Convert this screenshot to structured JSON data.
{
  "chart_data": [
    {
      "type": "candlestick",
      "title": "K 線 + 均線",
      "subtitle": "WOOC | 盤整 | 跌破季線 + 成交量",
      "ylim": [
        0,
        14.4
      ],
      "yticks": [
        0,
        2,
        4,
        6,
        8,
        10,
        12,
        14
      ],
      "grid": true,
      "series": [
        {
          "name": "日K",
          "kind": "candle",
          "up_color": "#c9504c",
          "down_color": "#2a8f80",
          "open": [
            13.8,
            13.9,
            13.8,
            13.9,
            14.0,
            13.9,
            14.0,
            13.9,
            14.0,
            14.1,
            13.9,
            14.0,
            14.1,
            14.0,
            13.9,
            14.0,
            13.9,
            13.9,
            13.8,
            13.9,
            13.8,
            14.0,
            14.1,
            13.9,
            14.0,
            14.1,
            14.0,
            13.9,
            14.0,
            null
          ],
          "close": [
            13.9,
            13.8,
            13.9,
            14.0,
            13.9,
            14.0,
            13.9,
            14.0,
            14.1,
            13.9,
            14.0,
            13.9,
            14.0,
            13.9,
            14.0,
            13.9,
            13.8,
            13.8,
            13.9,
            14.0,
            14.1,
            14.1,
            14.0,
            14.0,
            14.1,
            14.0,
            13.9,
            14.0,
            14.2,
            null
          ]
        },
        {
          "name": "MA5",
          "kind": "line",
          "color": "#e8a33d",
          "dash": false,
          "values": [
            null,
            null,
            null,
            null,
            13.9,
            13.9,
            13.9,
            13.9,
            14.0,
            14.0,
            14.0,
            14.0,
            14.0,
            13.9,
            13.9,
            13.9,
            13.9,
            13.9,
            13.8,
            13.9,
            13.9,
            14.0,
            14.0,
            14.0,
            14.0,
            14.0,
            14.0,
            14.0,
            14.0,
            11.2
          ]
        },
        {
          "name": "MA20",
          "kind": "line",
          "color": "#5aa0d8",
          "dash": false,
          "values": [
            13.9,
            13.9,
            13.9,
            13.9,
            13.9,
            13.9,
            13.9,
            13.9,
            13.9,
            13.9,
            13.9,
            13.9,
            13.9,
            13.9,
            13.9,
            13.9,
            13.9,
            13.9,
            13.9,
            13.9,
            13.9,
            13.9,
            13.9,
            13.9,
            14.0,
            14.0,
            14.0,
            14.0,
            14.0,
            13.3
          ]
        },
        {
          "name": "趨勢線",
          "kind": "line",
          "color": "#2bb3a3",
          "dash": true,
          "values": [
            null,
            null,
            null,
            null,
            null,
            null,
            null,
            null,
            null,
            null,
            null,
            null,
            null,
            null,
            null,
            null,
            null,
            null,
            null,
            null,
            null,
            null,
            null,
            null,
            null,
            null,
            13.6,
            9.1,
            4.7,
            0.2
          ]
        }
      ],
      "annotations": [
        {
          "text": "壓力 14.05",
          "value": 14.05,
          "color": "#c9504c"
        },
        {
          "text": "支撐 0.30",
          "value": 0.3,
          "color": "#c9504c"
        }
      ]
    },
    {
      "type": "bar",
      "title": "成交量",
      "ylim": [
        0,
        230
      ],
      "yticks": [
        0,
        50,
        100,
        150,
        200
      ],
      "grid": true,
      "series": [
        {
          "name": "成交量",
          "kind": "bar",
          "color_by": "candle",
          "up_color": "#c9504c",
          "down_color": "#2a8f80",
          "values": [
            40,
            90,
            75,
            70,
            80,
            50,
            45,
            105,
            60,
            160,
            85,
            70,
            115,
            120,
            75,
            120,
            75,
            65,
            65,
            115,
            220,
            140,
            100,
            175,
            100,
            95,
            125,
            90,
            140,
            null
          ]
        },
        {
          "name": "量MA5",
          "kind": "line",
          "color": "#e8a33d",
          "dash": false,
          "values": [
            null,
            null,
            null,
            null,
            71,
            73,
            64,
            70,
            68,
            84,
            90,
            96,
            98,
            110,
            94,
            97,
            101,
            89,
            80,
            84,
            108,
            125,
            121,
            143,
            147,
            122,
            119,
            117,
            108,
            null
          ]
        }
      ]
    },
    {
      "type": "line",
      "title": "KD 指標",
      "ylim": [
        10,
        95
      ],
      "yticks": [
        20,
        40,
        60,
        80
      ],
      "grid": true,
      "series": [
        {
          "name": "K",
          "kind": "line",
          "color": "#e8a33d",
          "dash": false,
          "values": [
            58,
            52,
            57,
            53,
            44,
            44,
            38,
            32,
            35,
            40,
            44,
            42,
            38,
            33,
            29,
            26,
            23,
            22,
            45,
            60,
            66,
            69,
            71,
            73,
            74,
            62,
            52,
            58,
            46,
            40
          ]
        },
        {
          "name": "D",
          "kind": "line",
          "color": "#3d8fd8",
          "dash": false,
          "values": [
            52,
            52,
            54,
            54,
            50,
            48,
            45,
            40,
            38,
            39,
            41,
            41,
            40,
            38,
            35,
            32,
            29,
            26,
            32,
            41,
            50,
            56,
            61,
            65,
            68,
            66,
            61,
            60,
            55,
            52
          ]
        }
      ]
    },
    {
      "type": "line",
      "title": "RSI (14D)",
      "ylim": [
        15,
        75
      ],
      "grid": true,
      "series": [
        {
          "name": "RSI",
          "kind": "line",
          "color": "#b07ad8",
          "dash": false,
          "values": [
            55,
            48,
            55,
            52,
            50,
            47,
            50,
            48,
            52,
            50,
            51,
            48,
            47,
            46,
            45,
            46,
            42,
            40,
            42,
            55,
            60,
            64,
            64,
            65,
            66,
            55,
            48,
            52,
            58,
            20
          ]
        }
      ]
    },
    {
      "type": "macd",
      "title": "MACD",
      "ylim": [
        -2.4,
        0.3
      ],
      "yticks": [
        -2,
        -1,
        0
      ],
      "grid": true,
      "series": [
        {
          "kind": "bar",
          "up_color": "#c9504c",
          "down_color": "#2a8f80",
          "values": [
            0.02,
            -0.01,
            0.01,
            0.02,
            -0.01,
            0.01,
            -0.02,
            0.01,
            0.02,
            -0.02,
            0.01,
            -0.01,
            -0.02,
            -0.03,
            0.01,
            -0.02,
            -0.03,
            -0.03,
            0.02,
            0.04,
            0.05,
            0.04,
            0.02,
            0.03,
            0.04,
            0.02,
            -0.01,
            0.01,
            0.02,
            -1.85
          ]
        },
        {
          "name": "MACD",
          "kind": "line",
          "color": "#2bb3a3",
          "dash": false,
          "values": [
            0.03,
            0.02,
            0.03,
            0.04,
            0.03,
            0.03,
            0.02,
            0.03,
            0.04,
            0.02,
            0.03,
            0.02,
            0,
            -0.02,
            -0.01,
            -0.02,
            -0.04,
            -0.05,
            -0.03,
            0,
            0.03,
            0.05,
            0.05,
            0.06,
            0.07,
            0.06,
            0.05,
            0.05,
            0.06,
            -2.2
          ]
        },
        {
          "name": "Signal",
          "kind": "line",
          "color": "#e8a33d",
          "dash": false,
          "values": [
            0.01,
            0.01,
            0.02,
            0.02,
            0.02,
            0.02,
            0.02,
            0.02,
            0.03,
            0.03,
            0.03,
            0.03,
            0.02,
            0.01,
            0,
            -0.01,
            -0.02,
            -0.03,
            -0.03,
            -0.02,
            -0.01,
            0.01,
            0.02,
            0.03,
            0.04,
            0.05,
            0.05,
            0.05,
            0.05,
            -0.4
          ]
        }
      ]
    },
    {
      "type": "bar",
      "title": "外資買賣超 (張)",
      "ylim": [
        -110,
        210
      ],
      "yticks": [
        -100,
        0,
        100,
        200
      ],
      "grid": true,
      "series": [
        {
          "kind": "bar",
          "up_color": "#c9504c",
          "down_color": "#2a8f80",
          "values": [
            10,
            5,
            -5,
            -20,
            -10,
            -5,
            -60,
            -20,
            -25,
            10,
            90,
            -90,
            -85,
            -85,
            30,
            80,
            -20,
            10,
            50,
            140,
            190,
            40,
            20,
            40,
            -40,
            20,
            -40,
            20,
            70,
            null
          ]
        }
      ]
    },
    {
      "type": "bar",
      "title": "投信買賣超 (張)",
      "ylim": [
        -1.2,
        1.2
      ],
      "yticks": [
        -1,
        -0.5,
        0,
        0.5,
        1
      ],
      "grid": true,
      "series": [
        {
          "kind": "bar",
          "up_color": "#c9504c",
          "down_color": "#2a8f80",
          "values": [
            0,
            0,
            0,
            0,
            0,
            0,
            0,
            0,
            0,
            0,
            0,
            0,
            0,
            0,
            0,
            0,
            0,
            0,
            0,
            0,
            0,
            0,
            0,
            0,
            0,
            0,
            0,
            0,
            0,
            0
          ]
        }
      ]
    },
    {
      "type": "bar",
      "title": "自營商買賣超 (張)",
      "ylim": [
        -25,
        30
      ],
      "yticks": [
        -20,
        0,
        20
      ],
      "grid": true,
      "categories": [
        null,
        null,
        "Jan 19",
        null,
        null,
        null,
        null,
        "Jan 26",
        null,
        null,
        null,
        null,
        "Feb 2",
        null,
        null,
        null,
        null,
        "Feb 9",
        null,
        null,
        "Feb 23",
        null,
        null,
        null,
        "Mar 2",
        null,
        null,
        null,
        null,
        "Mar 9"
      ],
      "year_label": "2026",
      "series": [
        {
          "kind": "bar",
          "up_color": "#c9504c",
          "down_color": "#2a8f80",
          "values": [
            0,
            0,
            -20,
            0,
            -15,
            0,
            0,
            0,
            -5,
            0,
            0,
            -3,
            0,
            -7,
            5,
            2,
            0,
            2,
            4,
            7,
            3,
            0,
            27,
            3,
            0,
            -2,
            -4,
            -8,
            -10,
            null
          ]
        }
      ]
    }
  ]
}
::::::
In the records shown above, how many lines include the word "name"? Answer with the number only.

Task result —
11